#### Excerpted passage
+ + +

WDscholia / scholia

Wikidata-based scholarly profiles
https://scholia.toolforge.org
Other
220 stars 78 forks source link

Integrate with Ordia's text-to-lexemes #955

Open Daniel-Mietchen opened 4 years ago

Daniel-Mietchen commented 4 years ago

What I have in mind here is things like checking whether all the lexemes in X are in Wikidata, where X might be a list of

Daniel-Mietchen commented 4 years ago

X might as well be - perhaps with some pre-processing to enhance performance and avoid copyright issues - something else than suggested above, e.g.

Daniel-Mietchen commented 4 years ago

I took the "Extraction" query from https://tools.wmflabs.org/ordia/text-to-lexemes and combined it with the title word extraction query from https://www.wikidata.org/wiki/Wikidata:University_of_Virginia/Listeria/UVa_people/Common_words_in_titles_of_UVA-coauthored_publications_without_P921_(main_subject)_statement .

+ + +

#### Brief 1
Please update the part of the entries that opens with their first line and closes with the line containing "392, 369, 403]", replacing "cloud-water" with "cloud-liquid" and keeping everything else the same.
The entries below come from a source unrelated to the issue thread above.

+ + +

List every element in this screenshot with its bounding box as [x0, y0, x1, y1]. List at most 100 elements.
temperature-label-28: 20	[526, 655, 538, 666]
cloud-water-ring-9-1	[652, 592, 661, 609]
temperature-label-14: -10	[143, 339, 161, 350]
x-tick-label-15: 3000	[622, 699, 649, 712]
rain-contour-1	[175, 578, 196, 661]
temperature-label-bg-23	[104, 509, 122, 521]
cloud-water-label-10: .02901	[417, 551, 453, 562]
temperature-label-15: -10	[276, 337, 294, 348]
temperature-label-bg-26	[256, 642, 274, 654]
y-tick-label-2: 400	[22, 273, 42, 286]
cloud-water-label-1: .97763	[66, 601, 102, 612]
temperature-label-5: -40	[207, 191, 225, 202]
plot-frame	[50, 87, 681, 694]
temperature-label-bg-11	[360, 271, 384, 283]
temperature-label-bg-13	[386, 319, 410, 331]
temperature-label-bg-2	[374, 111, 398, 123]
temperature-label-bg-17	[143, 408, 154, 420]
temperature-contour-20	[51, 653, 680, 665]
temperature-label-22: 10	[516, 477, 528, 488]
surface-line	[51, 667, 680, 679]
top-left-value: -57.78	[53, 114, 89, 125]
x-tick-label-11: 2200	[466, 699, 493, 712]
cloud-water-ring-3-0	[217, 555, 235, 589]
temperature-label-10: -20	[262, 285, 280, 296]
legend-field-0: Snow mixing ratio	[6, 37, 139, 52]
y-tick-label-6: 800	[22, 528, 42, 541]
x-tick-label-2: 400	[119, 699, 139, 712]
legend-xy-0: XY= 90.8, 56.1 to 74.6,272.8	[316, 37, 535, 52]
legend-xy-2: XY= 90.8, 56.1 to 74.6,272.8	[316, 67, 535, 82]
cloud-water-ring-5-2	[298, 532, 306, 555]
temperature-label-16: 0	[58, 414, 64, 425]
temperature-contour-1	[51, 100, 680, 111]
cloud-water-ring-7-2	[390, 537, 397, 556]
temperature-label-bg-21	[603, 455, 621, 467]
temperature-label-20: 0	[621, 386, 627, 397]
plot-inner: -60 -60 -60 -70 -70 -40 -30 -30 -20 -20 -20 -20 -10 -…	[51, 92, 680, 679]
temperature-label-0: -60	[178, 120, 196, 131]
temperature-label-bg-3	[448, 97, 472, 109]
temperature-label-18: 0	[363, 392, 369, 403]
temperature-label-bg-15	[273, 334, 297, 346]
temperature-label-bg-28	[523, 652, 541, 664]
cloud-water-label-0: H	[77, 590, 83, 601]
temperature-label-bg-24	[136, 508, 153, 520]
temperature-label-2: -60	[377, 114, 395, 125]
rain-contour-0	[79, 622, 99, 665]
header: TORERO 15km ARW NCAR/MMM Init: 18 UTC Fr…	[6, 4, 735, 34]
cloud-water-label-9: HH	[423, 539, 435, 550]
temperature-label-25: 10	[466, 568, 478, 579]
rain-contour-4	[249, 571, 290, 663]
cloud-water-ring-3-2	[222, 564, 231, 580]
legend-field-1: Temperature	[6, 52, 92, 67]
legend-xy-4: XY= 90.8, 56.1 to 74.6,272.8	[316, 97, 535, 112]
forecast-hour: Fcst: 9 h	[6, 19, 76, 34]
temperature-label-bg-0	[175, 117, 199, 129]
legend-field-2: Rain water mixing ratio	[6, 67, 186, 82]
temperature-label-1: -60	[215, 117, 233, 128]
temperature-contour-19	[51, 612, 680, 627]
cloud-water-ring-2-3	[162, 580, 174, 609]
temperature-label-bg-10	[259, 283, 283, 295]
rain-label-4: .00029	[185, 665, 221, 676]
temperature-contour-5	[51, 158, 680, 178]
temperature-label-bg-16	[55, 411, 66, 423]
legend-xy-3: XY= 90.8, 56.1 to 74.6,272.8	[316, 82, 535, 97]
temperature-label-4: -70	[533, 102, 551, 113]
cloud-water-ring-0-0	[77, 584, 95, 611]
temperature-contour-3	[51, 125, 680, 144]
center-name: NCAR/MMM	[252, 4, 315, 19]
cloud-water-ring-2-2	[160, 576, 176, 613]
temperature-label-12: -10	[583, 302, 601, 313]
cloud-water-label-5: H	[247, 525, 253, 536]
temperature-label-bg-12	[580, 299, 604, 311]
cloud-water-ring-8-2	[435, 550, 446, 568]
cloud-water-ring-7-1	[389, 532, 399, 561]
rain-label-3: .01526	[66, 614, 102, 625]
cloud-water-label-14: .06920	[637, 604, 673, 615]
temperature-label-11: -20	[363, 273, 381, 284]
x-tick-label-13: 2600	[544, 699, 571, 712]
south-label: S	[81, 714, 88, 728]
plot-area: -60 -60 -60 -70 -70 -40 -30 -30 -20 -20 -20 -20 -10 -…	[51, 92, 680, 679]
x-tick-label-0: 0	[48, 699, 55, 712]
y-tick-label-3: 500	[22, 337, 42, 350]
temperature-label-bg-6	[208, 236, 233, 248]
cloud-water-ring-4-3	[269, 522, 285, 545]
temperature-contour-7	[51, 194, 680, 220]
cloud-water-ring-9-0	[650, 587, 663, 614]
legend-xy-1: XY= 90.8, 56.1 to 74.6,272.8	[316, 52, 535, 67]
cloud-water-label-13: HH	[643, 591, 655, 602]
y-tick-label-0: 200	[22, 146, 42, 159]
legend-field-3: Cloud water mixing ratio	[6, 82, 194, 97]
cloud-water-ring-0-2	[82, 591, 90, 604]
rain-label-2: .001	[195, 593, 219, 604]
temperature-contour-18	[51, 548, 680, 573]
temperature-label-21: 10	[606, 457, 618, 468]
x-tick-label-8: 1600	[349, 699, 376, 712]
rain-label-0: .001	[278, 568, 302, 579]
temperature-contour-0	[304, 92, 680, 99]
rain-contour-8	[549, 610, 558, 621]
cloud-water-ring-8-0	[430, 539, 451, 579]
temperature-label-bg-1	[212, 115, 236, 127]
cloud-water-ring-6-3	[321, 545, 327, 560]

+ + +

#### Brief 2
List every URL that appears in the issue thread.

#### Expected output 1
List every element in this screenshot with its bounding box as [x0, y0, x1, y1]. List at most 100 elements.
temperature-label-28: 20	[526, 655, 538, 666]
cloud-liquid-ring-9-1	[652, 592, 661, 609]
temperature-label-14: -10	[143, 339, 161, 350]
x-tick-label-15: 3000	[622, 699, 649, 712]
rain-contour-1	[175, 578, 196, 661]
temperature-label-bg-23	[104, 509, 122, 521]
cloud-liquid-label-10: .02901	[417, 551, 453, 562]
temperature-label-15: -10	[276, 337, 294, 348]
temperature-label-bg-26	[256, 642, 274, 654]
y-tick-label-2: 400	[22, 273, 42, 286]
cloud-liquid-label-1: .97763	[66, 601, 102, 612]
temperature-label-5: -40	[207, 191, 225, 202]
plot-frame	[50, 87, 681, 694]
temperature-label-bg-11	[360, 271, 384, 283]
temperature-label-bg-13	[386, 319, 410, 331]
temperature-label-bg-2	[374, 111, 398, 123]
temperature-label-bg-17	[143, 408, 154, 420]
temperature-contour-20	[51, 653, 680, 665]
temperature-label-22: 10	[516, 477, 528, 488]
surface-line	[51, 667, 680, 679]
top-left-value: -57.78	[53, 114, 89, 125]
x-tick-label-11: 2200	[466, 699, 493, 712]
cloud-liquid-ring-3-0	[217, 555, 235, 589]
temperature-label-10: -20	[262, 285, 280, 296]
legend-field-0: Snow mixing ratio	[6, 37, 139, 52]
y-tick-label-6: 800	[22, 528, 42, 541]
x-tick-label-2: 400	[119, 699, 139, 712]
legend-xy-0: XY= 90.8, 56.1 to 74.6,272.8	[316, 37, 535, 52]
legend-xy-2: XY= 90.8, 56.1 to 74.6,272.8	[316, 67, 535, 82]
cloud-liquid-ring-5-2	[298, 532, 306, 555]
temperature-label-16: 0	[58, 414, 64, 425]
temperature-contour-1	[51, 100, 680, 111]
cloud-liquid-ring-7-2	[390, 537, 397, 556]
temperature-label-bg-21	[603, 455, 621, 467]
temperature-label-20: 0	[621, 386, 627, 397]
plot-inner: -60 -60 -60 -70 -70 -40 -30 -30 -20 -20 -20 -20 -10 -…	[51, 92, 680, 679]
temperature-label-0: -60	[178, 120, 196, 131]
temperature-label-bg-3	[448, 97, 472, 109]
temperature-label-18: 0	[363, 392, 369, 403]

#### Expected output 2
https://scholia.toolforge.org
https://tools.wmflabs.org/ordia/text-to-lexemes
https://www.wikidata.org/wiki/Wikidata:University_of_Virginia/Listeria/UVa_people/Common_words_in_titles_of_UVA-coauthored_publications_without_P921_(main_subject)_statement